**GIVEN RECORDS**
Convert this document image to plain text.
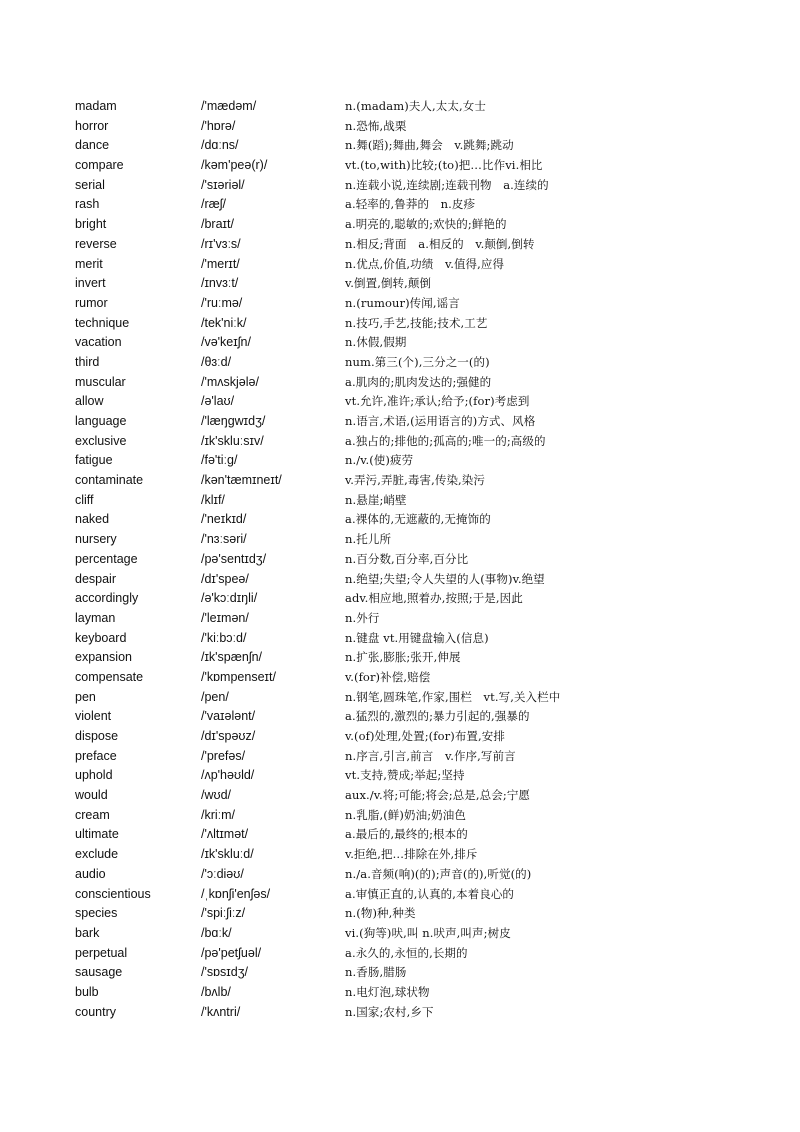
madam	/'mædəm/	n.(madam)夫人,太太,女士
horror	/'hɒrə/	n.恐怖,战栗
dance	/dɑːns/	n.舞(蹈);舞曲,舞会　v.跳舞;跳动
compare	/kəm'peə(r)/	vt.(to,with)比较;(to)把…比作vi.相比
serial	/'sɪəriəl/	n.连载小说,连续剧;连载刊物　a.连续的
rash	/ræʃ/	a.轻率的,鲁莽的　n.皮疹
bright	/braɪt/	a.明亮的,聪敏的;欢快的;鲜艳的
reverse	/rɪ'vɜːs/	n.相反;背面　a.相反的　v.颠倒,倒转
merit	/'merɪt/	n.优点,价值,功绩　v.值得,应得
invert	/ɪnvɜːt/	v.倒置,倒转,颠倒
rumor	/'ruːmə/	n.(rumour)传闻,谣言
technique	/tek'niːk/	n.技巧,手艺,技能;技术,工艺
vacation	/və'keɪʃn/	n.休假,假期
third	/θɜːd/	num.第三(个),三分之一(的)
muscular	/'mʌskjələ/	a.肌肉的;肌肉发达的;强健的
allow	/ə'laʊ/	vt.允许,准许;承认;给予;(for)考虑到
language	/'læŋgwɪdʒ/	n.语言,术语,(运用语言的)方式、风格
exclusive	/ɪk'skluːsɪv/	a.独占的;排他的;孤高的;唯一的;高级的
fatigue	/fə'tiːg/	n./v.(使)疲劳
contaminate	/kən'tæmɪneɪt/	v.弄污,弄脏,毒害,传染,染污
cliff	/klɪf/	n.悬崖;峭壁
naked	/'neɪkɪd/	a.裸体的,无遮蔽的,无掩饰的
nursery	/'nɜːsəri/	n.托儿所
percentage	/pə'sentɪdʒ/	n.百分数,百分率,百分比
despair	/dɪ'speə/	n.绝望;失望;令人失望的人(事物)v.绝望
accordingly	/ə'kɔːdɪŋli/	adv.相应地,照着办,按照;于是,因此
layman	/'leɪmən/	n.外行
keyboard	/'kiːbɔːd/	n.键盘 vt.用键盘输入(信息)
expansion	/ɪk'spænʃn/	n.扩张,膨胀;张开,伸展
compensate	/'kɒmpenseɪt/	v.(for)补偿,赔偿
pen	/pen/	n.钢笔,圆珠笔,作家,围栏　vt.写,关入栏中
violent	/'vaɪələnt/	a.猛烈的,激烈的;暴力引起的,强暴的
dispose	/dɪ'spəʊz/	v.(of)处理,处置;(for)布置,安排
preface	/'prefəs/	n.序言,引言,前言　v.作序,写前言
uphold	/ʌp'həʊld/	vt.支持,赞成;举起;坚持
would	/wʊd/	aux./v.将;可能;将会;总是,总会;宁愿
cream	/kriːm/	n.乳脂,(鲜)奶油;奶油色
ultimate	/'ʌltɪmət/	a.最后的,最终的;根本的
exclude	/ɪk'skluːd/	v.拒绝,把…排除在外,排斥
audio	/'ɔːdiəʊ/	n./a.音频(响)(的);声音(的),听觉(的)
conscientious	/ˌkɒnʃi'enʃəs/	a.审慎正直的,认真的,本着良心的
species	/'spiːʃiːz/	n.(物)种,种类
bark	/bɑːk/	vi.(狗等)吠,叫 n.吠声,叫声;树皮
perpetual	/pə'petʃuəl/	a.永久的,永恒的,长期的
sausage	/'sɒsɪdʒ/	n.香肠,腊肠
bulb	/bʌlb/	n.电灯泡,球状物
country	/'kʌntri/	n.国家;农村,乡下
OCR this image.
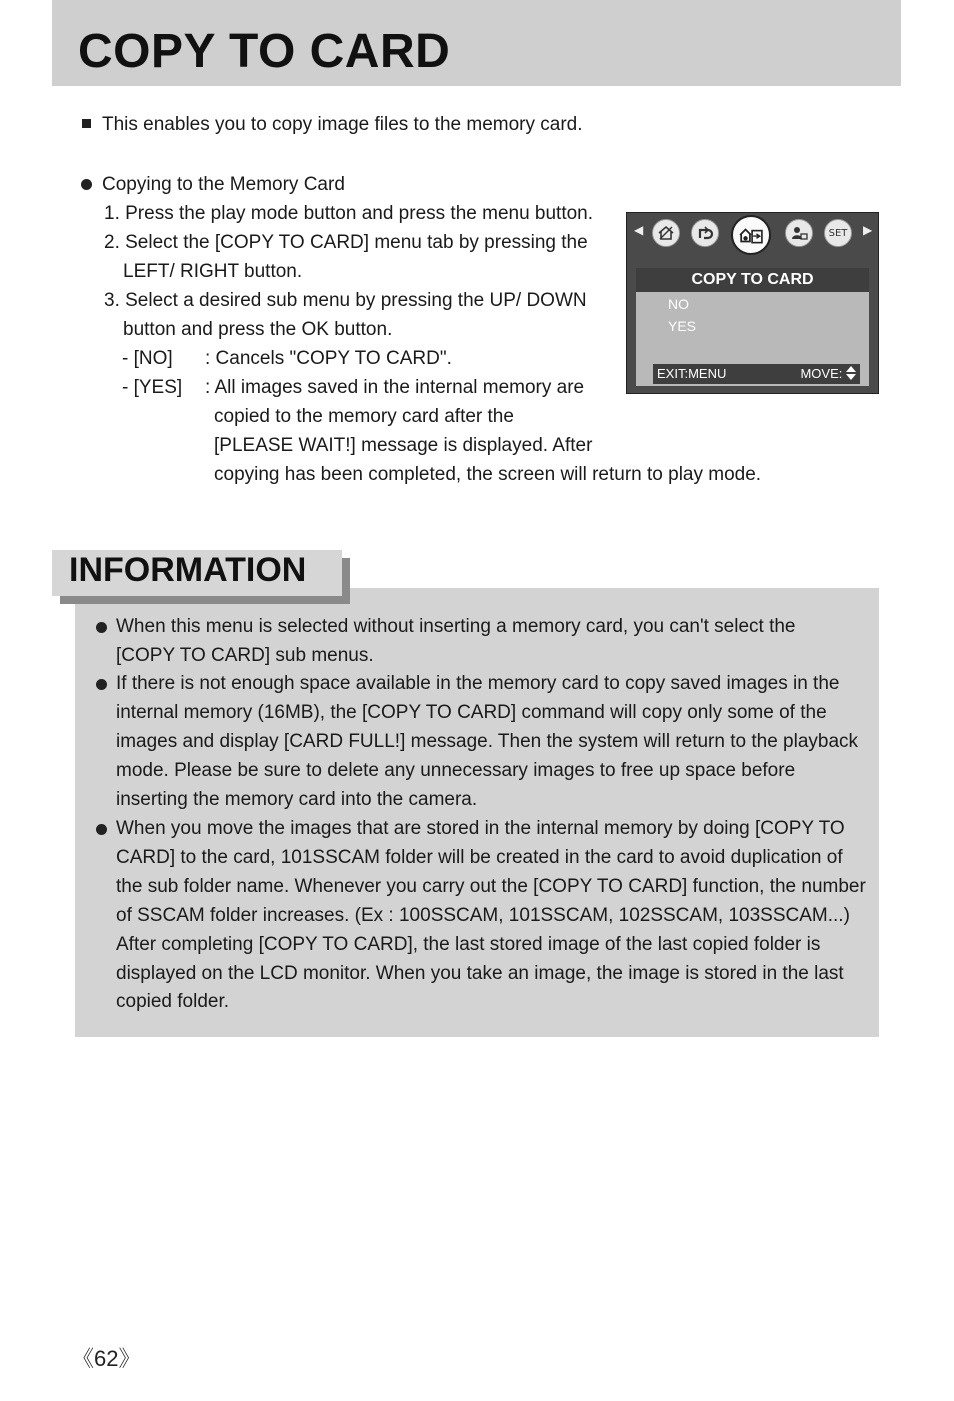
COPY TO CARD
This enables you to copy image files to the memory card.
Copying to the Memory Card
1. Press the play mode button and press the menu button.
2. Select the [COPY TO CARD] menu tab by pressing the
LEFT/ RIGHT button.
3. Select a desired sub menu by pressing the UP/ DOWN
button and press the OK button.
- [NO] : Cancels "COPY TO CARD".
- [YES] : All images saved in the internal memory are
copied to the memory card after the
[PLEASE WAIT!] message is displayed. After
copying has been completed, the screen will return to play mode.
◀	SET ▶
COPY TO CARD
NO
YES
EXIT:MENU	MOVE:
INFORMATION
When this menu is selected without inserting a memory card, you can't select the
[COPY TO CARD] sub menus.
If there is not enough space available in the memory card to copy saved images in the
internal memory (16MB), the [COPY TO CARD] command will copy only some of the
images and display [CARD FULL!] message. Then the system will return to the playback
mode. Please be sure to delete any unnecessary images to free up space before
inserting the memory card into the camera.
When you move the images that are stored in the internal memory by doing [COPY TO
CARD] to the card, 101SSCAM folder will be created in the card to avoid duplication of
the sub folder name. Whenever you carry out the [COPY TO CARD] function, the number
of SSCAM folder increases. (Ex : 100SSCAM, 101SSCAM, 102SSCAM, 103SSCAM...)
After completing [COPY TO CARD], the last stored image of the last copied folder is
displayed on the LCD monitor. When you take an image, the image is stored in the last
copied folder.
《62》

**DIRECTIONS FOR THIS TASK**
Find each line holding the string "folder" and copy it out.

**RESULT BELOW**
CARD] to the card, 101SSCAM folder will be created in the card to avoid duplication of
the sub folder name. Whenever you carry out the [COPY TO CARD] function, the number
of SSCAM folder increases. (Ex : 100SSCAM, 101SSCAM, 102SSCAM, 103SSCAM...)
After completing [COPY TO CARD], the last stored image of the last copied folder is
copied folder.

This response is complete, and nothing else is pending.